======== Working data ========

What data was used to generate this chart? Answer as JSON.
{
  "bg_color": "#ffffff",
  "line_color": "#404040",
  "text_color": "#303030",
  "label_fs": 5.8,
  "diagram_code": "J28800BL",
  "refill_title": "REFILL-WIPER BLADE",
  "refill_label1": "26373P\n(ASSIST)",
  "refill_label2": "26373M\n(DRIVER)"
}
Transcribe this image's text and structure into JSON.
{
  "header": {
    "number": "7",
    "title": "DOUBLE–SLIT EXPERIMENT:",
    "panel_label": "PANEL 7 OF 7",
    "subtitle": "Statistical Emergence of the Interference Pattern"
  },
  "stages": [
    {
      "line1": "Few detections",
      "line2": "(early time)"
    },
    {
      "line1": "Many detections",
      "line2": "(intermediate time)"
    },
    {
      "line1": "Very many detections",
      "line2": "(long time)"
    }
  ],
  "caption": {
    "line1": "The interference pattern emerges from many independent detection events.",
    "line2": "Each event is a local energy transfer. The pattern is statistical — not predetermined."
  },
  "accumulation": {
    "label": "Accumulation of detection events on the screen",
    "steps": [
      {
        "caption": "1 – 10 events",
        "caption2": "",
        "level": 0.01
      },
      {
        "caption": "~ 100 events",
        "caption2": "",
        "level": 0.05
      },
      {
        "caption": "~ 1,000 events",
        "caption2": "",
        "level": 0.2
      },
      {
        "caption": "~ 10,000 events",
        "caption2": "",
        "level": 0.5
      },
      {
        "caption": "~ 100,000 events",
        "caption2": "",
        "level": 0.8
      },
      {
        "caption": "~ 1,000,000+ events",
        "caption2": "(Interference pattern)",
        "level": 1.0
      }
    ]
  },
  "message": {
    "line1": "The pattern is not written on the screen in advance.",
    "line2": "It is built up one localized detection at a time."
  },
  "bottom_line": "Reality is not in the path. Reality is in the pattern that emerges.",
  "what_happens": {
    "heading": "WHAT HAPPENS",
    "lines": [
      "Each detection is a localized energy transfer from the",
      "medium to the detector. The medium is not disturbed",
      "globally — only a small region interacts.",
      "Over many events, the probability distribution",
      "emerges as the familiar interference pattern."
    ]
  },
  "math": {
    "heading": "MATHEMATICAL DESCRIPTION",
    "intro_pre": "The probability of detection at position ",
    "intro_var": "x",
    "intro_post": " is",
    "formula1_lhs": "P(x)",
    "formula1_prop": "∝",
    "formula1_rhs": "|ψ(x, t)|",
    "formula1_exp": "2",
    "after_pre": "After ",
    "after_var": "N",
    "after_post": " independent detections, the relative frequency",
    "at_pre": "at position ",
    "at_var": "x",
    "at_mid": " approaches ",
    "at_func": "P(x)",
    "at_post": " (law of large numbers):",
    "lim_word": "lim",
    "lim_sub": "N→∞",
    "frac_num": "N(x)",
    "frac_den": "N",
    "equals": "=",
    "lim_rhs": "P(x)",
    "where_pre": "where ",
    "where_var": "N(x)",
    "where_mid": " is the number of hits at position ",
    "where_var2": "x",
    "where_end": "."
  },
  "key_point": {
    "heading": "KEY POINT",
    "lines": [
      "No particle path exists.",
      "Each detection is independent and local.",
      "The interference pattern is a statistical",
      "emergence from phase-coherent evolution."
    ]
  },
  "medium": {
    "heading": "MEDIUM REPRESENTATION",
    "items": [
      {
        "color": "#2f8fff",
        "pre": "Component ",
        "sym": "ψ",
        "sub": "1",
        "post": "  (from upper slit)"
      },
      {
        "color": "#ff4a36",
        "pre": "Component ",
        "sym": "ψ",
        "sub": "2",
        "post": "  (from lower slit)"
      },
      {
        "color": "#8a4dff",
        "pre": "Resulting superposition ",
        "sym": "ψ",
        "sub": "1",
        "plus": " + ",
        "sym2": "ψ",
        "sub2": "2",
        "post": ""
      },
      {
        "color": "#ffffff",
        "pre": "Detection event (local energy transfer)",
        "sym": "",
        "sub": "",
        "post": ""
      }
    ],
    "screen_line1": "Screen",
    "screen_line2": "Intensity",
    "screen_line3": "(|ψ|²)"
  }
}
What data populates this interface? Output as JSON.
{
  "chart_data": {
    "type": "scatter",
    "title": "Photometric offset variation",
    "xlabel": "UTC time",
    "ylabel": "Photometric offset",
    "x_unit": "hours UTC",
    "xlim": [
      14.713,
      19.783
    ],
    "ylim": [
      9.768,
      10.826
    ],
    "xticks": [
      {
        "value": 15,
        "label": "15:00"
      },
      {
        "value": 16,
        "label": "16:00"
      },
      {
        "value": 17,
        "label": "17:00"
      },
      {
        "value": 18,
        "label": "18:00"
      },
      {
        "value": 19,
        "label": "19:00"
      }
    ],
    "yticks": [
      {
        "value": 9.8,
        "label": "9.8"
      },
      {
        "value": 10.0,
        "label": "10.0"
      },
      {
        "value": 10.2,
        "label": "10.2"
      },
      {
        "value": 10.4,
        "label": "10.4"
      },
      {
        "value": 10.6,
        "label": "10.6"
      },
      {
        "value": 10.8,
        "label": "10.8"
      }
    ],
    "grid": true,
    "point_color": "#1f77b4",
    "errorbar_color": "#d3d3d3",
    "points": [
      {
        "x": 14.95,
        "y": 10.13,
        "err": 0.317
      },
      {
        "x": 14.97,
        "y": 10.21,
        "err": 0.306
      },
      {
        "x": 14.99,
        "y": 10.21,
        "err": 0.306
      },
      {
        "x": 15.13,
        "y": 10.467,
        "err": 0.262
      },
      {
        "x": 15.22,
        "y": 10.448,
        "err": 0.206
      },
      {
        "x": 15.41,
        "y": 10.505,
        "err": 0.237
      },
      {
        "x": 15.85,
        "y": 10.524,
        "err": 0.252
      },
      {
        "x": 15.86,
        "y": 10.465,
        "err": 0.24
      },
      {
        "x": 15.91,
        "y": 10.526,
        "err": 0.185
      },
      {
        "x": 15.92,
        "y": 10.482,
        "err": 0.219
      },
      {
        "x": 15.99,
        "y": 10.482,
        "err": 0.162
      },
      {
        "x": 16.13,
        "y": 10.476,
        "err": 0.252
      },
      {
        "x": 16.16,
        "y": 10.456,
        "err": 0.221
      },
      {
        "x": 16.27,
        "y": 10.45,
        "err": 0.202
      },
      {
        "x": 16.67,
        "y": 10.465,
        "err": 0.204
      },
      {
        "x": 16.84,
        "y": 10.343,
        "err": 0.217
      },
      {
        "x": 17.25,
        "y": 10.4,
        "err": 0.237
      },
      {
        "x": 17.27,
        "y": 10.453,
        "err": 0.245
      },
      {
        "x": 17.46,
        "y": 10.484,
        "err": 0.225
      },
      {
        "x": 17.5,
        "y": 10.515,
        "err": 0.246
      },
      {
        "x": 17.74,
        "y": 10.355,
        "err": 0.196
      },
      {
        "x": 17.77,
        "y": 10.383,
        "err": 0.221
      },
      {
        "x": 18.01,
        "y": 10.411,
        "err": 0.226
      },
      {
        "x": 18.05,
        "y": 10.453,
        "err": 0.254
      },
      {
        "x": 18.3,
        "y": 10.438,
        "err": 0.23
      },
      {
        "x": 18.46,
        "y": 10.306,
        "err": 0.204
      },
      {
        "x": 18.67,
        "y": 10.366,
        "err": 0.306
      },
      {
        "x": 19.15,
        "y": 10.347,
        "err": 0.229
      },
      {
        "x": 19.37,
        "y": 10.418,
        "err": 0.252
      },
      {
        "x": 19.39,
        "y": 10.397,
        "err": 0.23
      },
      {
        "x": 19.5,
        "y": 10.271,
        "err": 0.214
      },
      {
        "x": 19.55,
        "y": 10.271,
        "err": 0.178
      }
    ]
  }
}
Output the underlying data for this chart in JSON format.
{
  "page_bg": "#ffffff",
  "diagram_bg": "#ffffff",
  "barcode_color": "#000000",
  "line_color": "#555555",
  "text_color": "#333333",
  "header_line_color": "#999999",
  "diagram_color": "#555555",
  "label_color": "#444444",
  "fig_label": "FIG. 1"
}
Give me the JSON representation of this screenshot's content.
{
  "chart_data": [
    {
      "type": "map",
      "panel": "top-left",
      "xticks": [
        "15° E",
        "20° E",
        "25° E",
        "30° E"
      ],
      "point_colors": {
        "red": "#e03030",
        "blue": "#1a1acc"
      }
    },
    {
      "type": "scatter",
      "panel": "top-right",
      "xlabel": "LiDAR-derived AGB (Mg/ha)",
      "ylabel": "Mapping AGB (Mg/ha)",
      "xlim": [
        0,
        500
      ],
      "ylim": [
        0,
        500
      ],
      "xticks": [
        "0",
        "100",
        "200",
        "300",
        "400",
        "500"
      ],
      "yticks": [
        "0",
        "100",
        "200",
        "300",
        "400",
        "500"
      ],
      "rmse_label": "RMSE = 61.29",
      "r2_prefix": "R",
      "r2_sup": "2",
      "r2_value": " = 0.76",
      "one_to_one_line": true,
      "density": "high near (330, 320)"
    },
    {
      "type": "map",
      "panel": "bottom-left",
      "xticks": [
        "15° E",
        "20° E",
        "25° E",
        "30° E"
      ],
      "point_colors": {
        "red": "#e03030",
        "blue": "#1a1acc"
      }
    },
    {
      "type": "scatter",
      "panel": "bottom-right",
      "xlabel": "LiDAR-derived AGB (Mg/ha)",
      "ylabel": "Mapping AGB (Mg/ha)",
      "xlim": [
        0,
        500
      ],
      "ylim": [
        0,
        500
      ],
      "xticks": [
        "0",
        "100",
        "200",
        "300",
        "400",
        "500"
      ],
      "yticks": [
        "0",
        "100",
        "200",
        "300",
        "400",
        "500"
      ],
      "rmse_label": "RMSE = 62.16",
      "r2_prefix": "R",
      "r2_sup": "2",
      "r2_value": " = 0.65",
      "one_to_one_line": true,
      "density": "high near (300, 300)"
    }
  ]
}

========

Your goal –
Your answer should be a single number: the count of lines in the data that include the word "Photometric".

The output –
2